== Material shown ==
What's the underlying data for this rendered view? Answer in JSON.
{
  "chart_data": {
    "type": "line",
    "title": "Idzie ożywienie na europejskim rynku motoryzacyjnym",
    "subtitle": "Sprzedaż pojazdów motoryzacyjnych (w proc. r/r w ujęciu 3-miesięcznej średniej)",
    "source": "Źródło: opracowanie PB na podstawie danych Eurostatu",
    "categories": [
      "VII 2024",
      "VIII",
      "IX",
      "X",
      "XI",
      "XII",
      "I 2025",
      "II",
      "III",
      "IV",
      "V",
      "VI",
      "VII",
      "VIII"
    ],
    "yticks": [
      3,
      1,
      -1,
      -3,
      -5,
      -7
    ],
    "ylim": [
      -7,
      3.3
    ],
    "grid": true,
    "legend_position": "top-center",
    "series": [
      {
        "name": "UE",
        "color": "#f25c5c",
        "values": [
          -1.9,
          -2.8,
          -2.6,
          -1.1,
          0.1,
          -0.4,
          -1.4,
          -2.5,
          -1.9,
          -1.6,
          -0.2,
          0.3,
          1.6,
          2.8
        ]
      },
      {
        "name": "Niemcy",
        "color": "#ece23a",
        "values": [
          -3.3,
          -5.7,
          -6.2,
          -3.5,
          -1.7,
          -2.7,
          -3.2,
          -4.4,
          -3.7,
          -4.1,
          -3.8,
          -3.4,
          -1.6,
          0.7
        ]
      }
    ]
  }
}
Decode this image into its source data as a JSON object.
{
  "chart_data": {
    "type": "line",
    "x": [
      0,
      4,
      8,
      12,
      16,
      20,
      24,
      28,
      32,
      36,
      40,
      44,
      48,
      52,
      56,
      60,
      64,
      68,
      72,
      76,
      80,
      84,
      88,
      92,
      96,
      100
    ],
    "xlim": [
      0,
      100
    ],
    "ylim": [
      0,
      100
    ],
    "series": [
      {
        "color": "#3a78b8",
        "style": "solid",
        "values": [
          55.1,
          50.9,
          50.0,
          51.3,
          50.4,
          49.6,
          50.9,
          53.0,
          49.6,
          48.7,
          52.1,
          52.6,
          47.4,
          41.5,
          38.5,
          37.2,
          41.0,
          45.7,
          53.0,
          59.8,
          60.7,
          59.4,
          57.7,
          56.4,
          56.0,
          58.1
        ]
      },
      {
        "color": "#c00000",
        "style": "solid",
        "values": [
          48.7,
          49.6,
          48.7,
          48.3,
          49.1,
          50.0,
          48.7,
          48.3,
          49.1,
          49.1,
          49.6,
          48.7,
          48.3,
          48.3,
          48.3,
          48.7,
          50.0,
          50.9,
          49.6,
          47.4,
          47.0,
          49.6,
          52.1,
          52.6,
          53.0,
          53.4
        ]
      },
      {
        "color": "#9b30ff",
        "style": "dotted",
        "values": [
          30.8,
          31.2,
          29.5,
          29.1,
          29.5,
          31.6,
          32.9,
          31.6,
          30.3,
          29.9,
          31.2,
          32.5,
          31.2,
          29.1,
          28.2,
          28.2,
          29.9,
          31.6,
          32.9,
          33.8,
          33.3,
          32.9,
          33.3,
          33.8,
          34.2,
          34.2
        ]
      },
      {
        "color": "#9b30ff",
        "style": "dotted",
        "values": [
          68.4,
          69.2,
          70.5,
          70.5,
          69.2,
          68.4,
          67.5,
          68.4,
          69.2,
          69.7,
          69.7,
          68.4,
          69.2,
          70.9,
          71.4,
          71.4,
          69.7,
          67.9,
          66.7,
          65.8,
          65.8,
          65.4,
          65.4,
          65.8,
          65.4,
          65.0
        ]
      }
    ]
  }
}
===
Aim >> Take every line containing the word "source" and copy it.

Written answer >>
    "source": "Źródło: opracowanie PB na podstawie danych Eurostatu",
Decode this image into its source data as a JSON object.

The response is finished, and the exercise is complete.